TASK PROMPT -
Write out every entry precisely as given, leaving the pictures out.

__________

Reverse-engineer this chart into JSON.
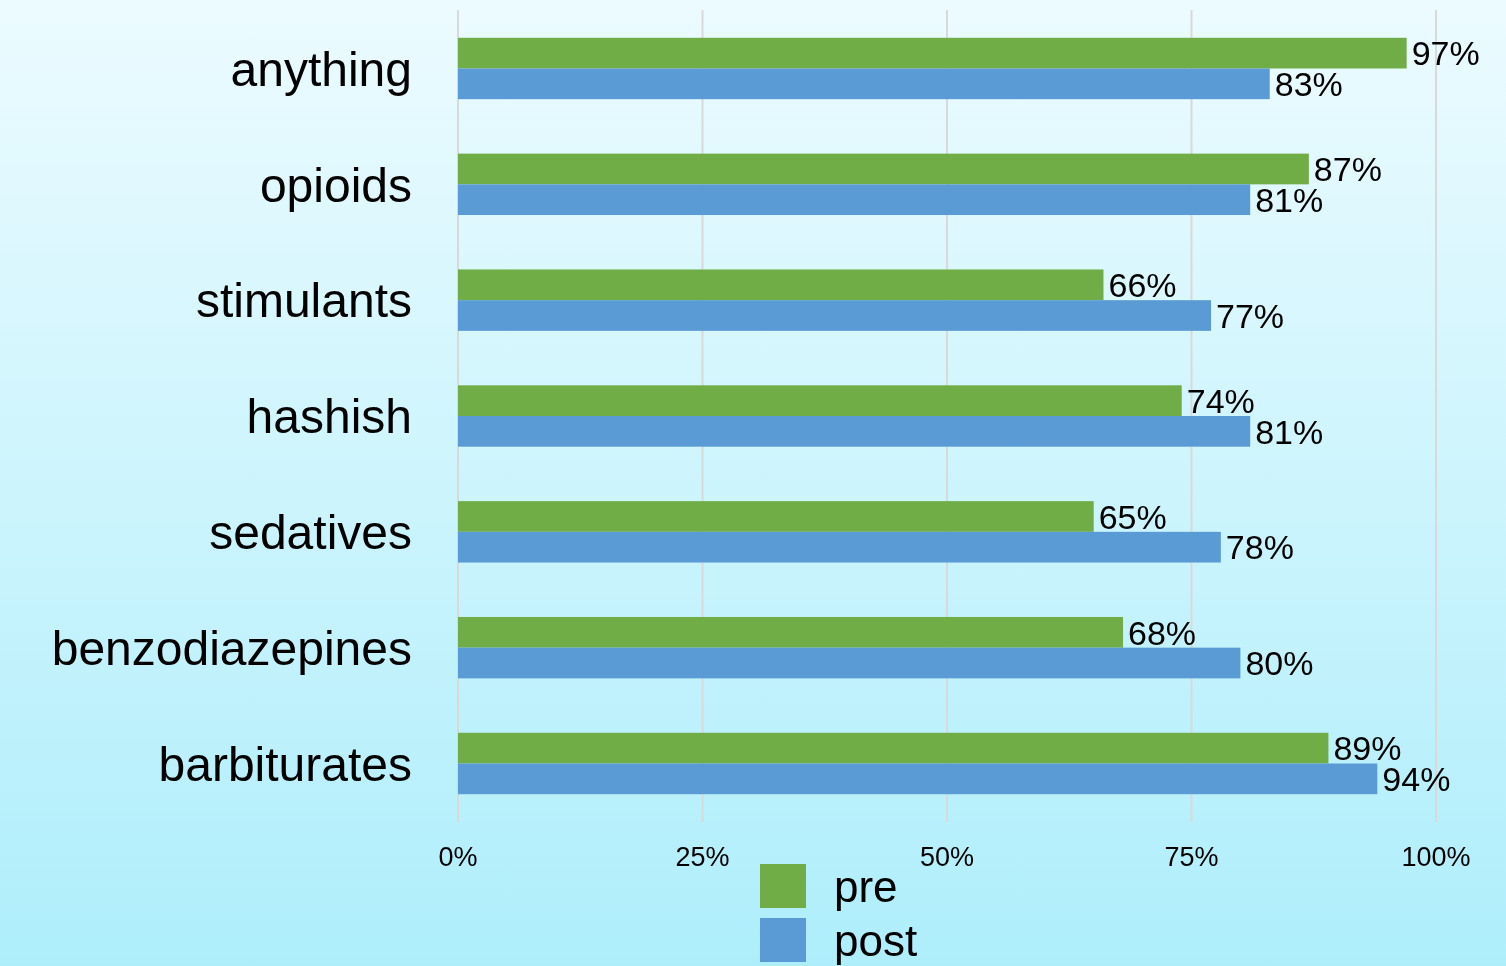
{
  "chart_data": {
    "type": "bar",
    "orientation": "horizontal",
    "categories": [
      "anything",
      "opioids",
      "stimulants",
      "hashish",
      "sedatives",
      "benzodiazepines",
      "barbiturates"
    ],
    "series": [
      {
        "name": "pre",
        "color": "#70ad47",
        "values": [
          97,
          87,
          66,
          74,
          65,
          68,
          89
        ],
        "value_labels": [
          "97%",
          "87%",
          "66%",
          "74%",
          "65%",
          "68%",
          "89%"
        ]
      },
      {
        "name": "post",
        "color": "#5b9bd5",
        "values": [
          83,
          81,
          77,
          81,
          78,
          80,
          94
        ],
        "value_labels": [
          "83%",
          "81%",
          "77%",
          "81%",
          "78%",
          "80%",
          "94%"
        ]
      }
    ],
    "xlim": [
      0,
      100
    ],
    "xticks": [
      {
        "value": 0,
        "label": "0%"
      },
      {
        "value": 25,
        "label": "25%"
      },
      {
        "value": 50,
        "label": "50%"
      },
      {
        "value": 75,
        "label": "75%"
      },
      {
        "value": 100,
        "label": "100%"
      }
    ],
    "grid": "x",
    "legend": "bottom"
  }
}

__________

TASK RESPONSE -
Reverse-engineer this chart into JSON.
{
  "chart_data": {
    "type": "bar",
    "orientation": "horizontal",
    "categories": [
      "anything",
      "opioids",
      "stimulants",
      "hashish",
      "sedatives",
      "benzodiazepines",
      "barbiturates"
    ],
    "series": [
      {
        "name": "pre",
        "color": "#70ad47",
        "values": [
          97,
          87,
          66,
          74,
          65,
          68,
          89
        ],
        "value_labels": [
          "97%",
          "87%",
          "66%",
          "74%",
          "65%",
          "68%",
          "89%"
        ]
      },
      {
        "name": "post",
        "color": "#5b9bd5",
        "values": [
          83,
          81,
          77,
          81,
          78,
          80,
          94
        ],
        "value_labels": [
          "83%",
          "81%",
          "77%",
          "81%",
          "78%",
          "80%",
          "94%"
        ]
      }
    ],
    "xlim": [
      0,
      100
    ],
    "xticks": [
      {
        "value": 0,
        "label": "0%"
      },
      {
        "value": 25,
        "label": "25%"
      },
      {
        "value": 50,
        "label": "50%"
      },
      {
        "value": 75,
        "label": "75%"
      },
      {
        "value": 100,
        "label": "100%"
      }
    ],
    "grid": "x",
    "legend": "bottom"
  }
}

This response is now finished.